## Listed records
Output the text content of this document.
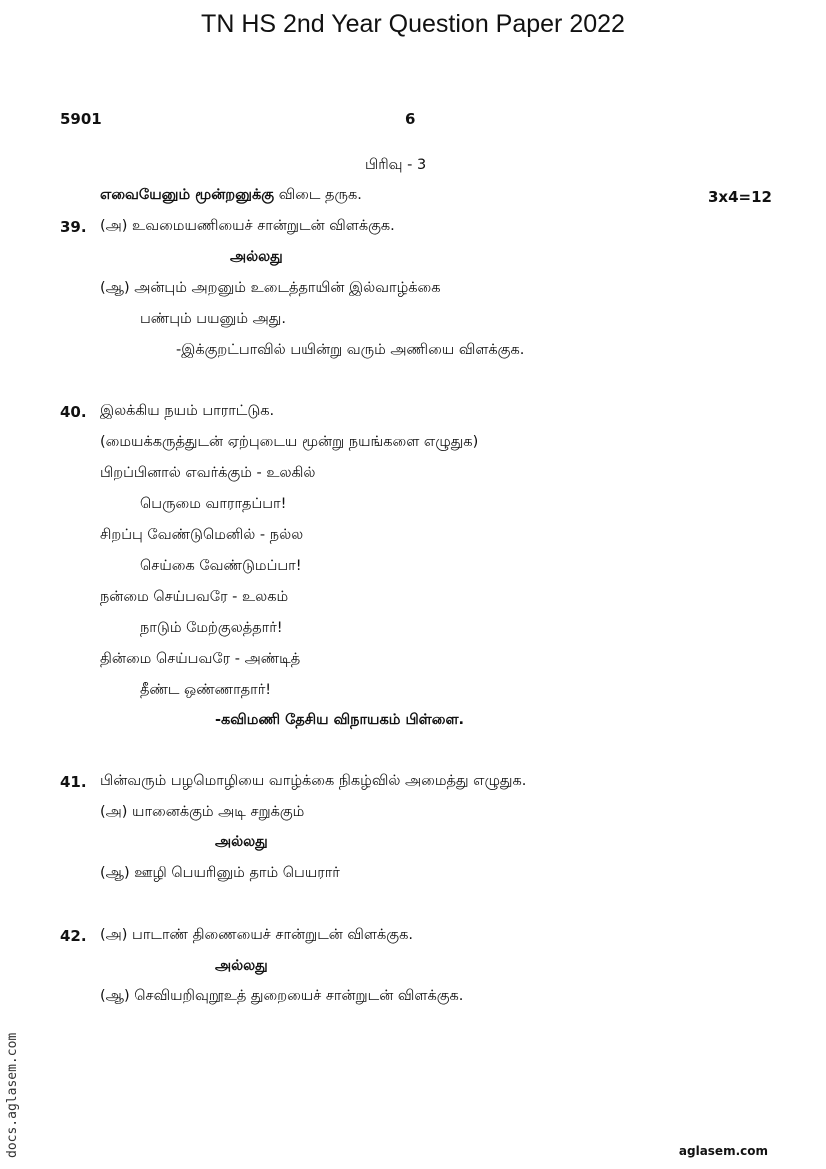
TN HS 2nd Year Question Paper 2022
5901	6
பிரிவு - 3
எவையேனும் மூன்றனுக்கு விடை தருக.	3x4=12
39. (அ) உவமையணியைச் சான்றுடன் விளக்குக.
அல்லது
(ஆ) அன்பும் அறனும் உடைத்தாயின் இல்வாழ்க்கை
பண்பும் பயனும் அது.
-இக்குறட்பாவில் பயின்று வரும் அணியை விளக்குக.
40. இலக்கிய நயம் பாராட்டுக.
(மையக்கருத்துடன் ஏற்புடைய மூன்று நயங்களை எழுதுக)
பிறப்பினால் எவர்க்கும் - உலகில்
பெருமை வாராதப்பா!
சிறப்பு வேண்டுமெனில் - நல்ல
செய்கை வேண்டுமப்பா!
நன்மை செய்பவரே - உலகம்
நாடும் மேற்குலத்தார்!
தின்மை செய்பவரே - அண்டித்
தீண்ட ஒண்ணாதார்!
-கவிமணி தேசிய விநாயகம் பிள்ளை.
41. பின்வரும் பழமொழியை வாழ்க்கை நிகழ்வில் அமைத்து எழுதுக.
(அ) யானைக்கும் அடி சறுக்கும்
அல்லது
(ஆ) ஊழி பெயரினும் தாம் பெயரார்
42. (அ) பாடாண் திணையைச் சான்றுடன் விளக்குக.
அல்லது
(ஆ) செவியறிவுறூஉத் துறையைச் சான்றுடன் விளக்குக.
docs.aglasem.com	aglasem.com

## Exercise requirements
Quote the preceding listing precisely and completely, omitting its images.

## Expected answer
Output the text content of this document.
TN HS 2nd Year Question Paper 2022
5901	6
பிரிவு - 3
எவையேனும் மூன்றனுக்கு விடை தருக.	3x4=12
39. (அ) உவமையணியைச் சான்றுடன் விளக்குக.
அல்லது
(ஆ) அன்பும் அறனும் உடைத்தாயின் இல்வாழ்க்கை
பண்பும் பயனும் அது.
-இக்குறட்பாவில் பயின்று வரும் அணியை விளக்குக.
40. இலக்கிய நயம் பாராட்டுக.
(மையக்கருத்துடன் ஏற்புடைய மூன்று நயங்களை எழுதுக)
பிறப்பினால் எவர்க்கும் - உலகில்
பெருமை வாராதப்பா!
சிறப்பு வேண்டுமெனில் - நல்ல
செய்கை வேண்டுமப்பா!
நன்மை செய்பவரே - உலகம்
நாடும் மேற்குலத்தார்!
தின்மை செய்பவரே - அண்டித்
தீண்ட ஒண்ணாதார்!
-கவிமணி தேசிய விநாயகம் பிள்ளை.
41. பின்வரும் பழமொழியை வாழ்க்கை நிகழ்வில் அமைத்து எழுதுக.
(அ) யானைக்கும் அடி சறுக்கும்
அல்லது
(ஆ) ஊழி பெயரினும் தாம் பெயரார்
42. (அ) பாடாண் திணையைச் சான்றுடன் விளக்குக.
அல்லது
(ஆ) செவியறிவுறூஉத் துறையைச் சான்றுடன் விளக்குக.
docs.aglasem.com	aglasem.com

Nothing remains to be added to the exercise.